Given data:
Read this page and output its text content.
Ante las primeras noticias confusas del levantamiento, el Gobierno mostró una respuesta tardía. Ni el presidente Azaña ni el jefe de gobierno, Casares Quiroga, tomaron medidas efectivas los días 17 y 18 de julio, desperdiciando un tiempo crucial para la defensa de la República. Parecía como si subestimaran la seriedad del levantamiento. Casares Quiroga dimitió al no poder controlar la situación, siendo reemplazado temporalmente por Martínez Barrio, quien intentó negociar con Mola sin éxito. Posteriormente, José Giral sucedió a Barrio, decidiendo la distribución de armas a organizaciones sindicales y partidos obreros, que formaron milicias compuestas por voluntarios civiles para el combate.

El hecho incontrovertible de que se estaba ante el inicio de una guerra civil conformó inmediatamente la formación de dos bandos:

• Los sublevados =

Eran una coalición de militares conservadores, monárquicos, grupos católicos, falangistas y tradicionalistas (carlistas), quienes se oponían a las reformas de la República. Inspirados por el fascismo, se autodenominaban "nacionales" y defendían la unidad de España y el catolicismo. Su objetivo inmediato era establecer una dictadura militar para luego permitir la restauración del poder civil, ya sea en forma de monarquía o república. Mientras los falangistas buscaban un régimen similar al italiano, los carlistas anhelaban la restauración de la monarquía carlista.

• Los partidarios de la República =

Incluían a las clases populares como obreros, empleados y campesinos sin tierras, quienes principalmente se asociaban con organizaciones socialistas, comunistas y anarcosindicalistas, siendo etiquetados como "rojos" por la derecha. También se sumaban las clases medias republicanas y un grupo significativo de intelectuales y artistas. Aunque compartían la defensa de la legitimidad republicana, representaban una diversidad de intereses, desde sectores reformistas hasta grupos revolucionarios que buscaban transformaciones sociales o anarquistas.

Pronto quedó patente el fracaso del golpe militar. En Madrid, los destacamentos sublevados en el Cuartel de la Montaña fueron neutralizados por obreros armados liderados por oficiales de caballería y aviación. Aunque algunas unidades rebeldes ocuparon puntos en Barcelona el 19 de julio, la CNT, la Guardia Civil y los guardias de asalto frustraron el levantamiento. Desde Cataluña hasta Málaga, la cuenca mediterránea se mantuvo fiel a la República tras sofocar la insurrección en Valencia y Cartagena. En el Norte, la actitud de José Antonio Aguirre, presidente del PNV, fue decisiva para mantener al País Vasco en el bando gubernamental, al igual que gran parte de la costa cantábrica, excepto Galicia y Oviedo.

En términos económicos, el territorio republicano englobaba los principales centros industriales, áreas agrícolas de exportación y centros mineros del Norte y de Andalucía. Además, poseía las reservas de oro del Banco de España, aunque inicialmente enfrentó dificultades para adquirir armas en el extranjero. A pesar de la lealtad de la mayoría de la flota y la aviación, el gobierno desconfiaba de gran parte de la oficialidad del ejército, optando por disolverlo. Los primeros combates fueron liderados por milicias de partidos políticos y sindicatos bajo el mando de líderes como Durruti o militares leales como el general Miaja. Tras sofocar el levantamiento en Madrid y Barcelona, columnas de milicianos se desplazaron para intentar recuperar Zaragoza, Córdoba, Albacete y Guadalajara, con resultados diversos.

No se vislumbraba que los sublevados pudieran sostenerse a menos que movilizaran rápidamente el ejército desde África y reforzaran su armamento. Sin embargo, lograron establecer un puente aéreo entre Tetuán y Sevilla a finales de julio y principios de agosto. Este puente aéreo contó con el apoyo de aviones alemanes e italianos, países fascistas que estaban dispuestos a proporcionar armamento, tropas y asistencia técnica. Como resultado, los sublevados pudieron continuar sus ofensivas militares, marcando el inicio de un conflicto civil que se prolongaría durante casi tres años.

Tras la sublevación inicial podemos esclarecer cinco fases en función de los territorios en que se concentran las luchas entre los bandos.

What to produce:
Print out every record again, exactly and in full.

Result of this exercise:
Read this page and output its text content.
Ante las primeras noticias confusas del levantamiento, el Gobierno mostró una respuesta tardía. Ni el presidente Azaña ni el jefe de gobierno, Casares Quiroga, tomaron medidas efectivas los días 17 y 18 de julio, desperdiciando un tiempo crucial para la defensa de la República. Parecía como si subestimaran la seriedad del levantamiento. Casares Quiroga dimitió al no poder controlar la situación, siendo reemplazado temporalmente por Martínez Barrio, quien intentó negociar con Mola sin éxito. Posteriormente, José Giral sucedió a Barrio, decidiendo la distribución de armas a organizaciones sindicales y partidos obreros, que formaron milicias compuestas por voluntarios civiles para el combate.

El hecho incontrovertible de que se estaba ante el inicio de una guerra civil conformó inmediatamente la formación de dos bandos:

• Los sublevados =

Eran una coalición de militares conservadores, monárquicos, grupos católicos, falangistas y tradicionalistas (carlistas), quienes se oponían a las reformas de la República. Inspirados por el fascismo, se autodenominaban "nacionales" y defendían la unidad de España y el catolicismo. Su objetivo inmediato era establecer una dictadura militar para luego permitir la restauración del poder civil, ya sea en forma de monarquía o república. Mientras los falangistas buscaban un régimen similar al italiano, los carlistas anhelaban la restauración de la monarquía carlista.

• Los partidarios de la República =

Incluían a las clases populares como obreros, empleados y campesinos sin tierras, quienes principalmente se asociaban con organizaciones socialistas, comunistas y anarcosindicalistas, siendo etiquetados como "rojos" por la derecha. También se sumaban las clases medias republicanas y un grupo significativo de intelectuales y artistas. Aunque compartían la defensa de la legitimidad republicana, representaban una diversidad de intereses, desde sectores reformistas hasta grupos revolucionarios que buscaban transformaciones sociales o anarquistas.

Pronto quedó patente el fracaso del golpe militar. En Madrid, los destacamentos sublevados en el Cuartel de la Montaña fueron neutralizados por obreros armados liderados por oficiales de caballería y aviación. Aunque algunas unidades rebeldes ocuparon puntos en Barcelona el 19 de julio, la CNT, la Guardia Civil y los guardias de asalto frustraron el levantamiento. Desde Cataluña hasta Málaga, la cuenca mediterránea se mantuvo fiel a la República tras sofocar la insurrección en Valencia y Cartagena. En el Norte, la actitud de José Antonio Aguirre, presidente del PNV, fue decisiva para mantener al País Vasco en el bando gubernamental, al igual que gran parte de la costa cantábrica, excepto Galicia y Oviedo.

En términos económicos, el territorio republicano englobaba los principales centros industriales, áreas agrícolas de exportación y centros mineros del Norte y de Andalucía. Además, poseía las reservas de oro del Banco de España, aunque inicialmente enfrentó dificultades para adquirir armas en el extranjero. A pesar de la lealtad de la mayoría de la flota y la aviación, el gobierno desconfiaba de gran parte de la oficialidad del ejército, optando por disolverlo. Los primeros combates fueron liderados por milicias de partidos políticos y sindicatos bajo el mando de líderes como Durruti o militares leales como el general Miaja. Tras sofocar el levantamiento en Madrid y Barcelona, columnas de milicianos se desplazaron para intentar recuperar Zaragoza, Córdoba, Albacete y Guadalajara, con resultados diversos.

No se vislumbraba que los sublevados pudieran sostenerse a menos que movilizaran rápidamente el ejército desde África y reforzaran su armamento. Sin embargo, lograron establecer un puente aéreo entre Tetuán y Sevilla a finales de julio y principios de agosto. Este puente aéreo contó con el apoyo de aviones alemanes e italianos, países fascistas que estaban dispuestos a proporcionar armamento, tropas y asistencia técnica. Como resultado, los sublevados pudieron continuar sus ofensivas militares, marcando el inicio de un conflicto civil que se prolongaría durante casi tres años.

Tras la sublevación inicial podemos esclarecer cinco fases en función de los territorios en que se concentran las luchas entre los bandos.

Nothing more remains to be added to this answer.